(Data entries)
——————

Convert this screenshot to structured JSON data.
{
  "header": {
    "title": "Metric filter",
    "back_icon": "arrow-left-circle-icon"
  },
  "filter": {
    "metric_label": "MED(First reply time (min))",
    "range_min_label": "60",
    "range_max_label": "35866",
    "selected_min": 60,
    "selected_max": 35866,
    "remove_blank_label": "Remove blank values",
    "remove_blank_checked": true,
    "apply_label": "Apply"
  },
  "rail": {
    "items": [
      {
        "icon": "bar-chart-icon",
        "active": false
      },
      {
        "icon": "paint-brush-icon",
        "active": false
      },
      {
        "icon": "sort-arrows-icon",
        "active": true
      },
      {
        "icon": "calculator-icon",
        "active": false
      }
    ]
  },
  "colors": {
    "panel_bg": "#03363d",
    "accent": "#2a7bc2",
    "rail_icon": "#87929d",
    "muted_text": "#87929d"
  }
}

——————

## Stated exercise
Extract the complete listing verbatim.

## Full output
Convert this screenshot to structured JSON data.
{
  "header": {
    "title": "Metric filter",
    "back_icon": "arrow-left-circle-icon"
  },
  "filter": {
    "metric_label": "MED(First reply time (min))",
    "range_min_label": "60",
    "range_max_label": "35866",
    "selected_min": 60,
    "selected_max": 35866,
    "remove_blank_label": "Remove blank values",
    "remove_blank_checked": true,
    "apply_label": "Apply"
  },
  "rail": {
    "items": [
      {
        "icon": "bar-chart-icon",
        "active": false
      },
      {
        "icon": "paint-brush-icon",
        "active": false
      },
      {
        "icon": "sort-arrows-icon",
        "active": true
      },
      {
        "icon": "calculator-icon",
        "active": false
      }
    ]
  },
  "colors": {
    "panel_bg": "#03363d",
    "accent": "#2a7bc2",
    "rail_icon": "#87929d",
    "muted_text": "#87929d"
  }
}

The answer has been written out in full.